Aim
Copy the data precisely, character for character, and leave out every picture.
+===+
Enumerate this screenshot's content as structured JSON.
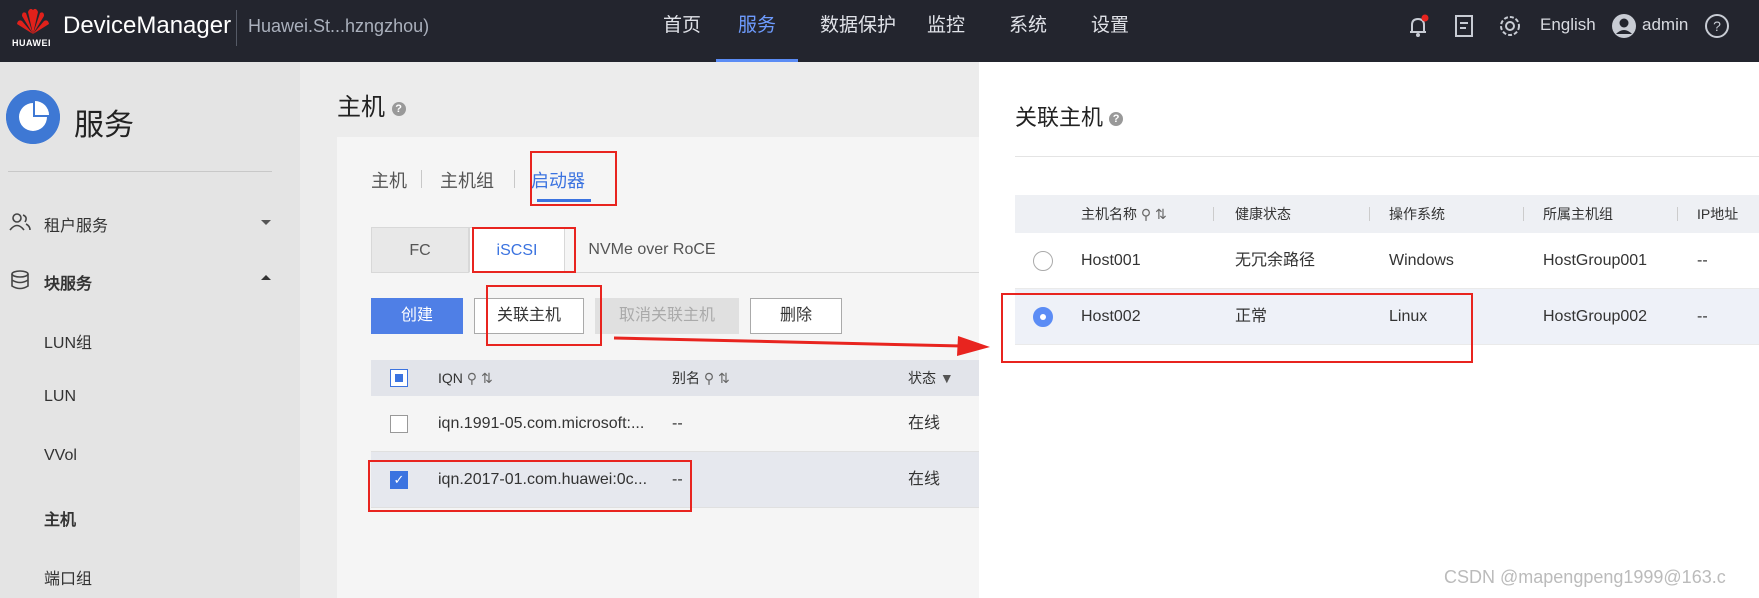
{
  "topbar": {
    "brand": "HUAWEI",
    "app_name": "DeviceManager",
    "device_name": "Huawei.St...hzngzhou)",
    "nav": [
      {
        "label": "首页"
      },
      {
        "label": "服务"
      },
      {
        "label": "数据保护"
      },
      {
        "label": "监控"
      },
      {
        "label": "系统"
      },
      {
        "label": "设置"
      }
    ],
    "language": "English",
    "user": "admin"
  },
  "sidebar": {
    "title": "服务",
    "items": [
      {
        "label": "租户服务"
      },
      {
        "label": "块服务"
      },
      {
        "label": "LUN组"
      },
      {
        "label": "LUN"
      },
      {
        "label": "VVol"
      },
      {
        "label": "主机"
      },
      {
        "label": "端口组"
      }
    ]
  },
  "main": {
    "page_title": "主机",
    "tabs": [
      {
        "label": "主机"
      },
      {
        "label": "主机组"
      },
      {
        "label": "启动器"
      }
    ],
    "subtabs": [
      {
        "label": "FC"
      },
      {
        "label": "iSCSI"
      },
      {
        "label": "NVMe over RoCE"
      }
    ],
    "buttons": {
      "create": "创建",
      "associate_host": "关联主机",
      "disassociate_host": "取消关联主机",
      "delete": "删除"
    },
    "table": {
      "headers": {
        "iqn": "IQN",
        "alias": "别名",
        "status": "状态"
      },
      "rows": [
        {
          "iqn": "iqn.1991-05.com.microsoft:...",
          "alias": "--",
          "status": "在线",
          "checked": false
        },
        {
          "iqn": "iqn.2017-01.com.huawei:0c...",
          "alias": "--",
          "status": "在线",
          "checked": true
        }
      ]
    }
  },
  "dialog": {
    "title": "关联主机",
    "headers": {
      "host_name": "主机名称",
      "health": "健康状态",
      "os": "操作系统",
      "host_group": "所属主机组",
      "ip": "IP地址"
    },
    "rows": [
      {
        "host_name": "Host001",
        "health": "无冗余路径",
        "os": "Windows",
        "host_group": "HostGroup001",
        "ip": "--",
        "selected": false
      },
      {
        "host_name": "Host002",
        "health": "正常",
        "os": "Linux",
        "host_group": "HostGroup002",
        "ip": "--",
        "selected": true
      }
    ]
  },
  "watermark": "CSDN @mapengpeng1999@163.c",
  "colors": {
    "accent": "#3b73e0",
    "annotation": "#e8241f",
    "topbar": "#23252e"
  }
}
+===+
Right answer
Enumerate this screenshot's content as structured JSON.
{
  "topbar": {
    "brand": "HUAWEI",
    "app_name": "DeviceManager",
    "device_name": "Huawei.St...hzngzhou)",
    "nav": [
      {
        "label": "首页"
      },
      {
        "label": "服务"
      },
      {
        "label": "数据保护"
      },
      {
        "label": "监控"
      },
      {
        "label": "系统"
      },
      {
        "label": "设置"
      }
    ],
    "language": "English",
    "user": "admin"
  },
  "sidebar": {
    "title": "服务",
    "items": [
      {
        "label": "租户服务"
      },
      {
        "label": "块服务"
      },
      {
        "label": "LUN组"
      },
      {
        "label": "LUN"
      },
      {
        "label": "VVol"
      },
      {
        "label": "主机"
      },
      {
        "label": "端口组"
      }
    ]
  },
  "main": {
    "page_title": "主机",
    "tabs": [
      {
        "label": "主机"
      },
      {
        "label": "主机组"
      },
      {
        "label": "启动器"
      }
    ],
    "subtabs": [
      {
        "label": "FC"
      },
      {
        "label": "iSCSI"
      },
      {
        "label": "NVMe over RoCE"
      }
    ],
    "buttons": {
      "create": "创建",
      "associate_host": "关联主机",
      "disassociate_host": "取消关联主机",
      "delete": "删除"
    },
    "table": {
      "headers": {
        "iqn": "IQN",
        "alias": "别名",
        "status": "状态"
      },
      "rows": [
        {
          "iqn": "iqn.1991-05.com.microsoft:...",
          "alias": "--",
          "status": "在线",
          "checked": false
        },
        {
          "iqn": "iqn.2017-01.com.huawei:0c...",
          "alias": "--",
          "status": "在线",
          "checked": true
        }
      ]
    }
  },
  "dialog": {
    "title": "关联主机",
    "headers": {
      "host_name": "主机名称",
      "health": "健康状态",
      "os": "操作系统",
      "host_group": "所属主机组",
      "ip": "IP地址"
    },
    "rows": [
      {
        "host_name": "Host001",
        "health": "无冗余路径",
        "os": "Windows",
        "host_group": "HostGroup001",
        "ip": "--",
        "selected": false
      },
      {
        "host_name": "Host002",
        "health": "正常",
        "os": "Linux",
        "host_group": "HostGroup002",
        "ip": "--",
        "selected": true
      }
    ]
  },
  "watermark": "CSDN @mapengpeng1999@163.c",
  "colors": {
    "accent": "#3b73e0",
    "annotation": "#e8241f",
    "topbar": "#23252e"
  }
}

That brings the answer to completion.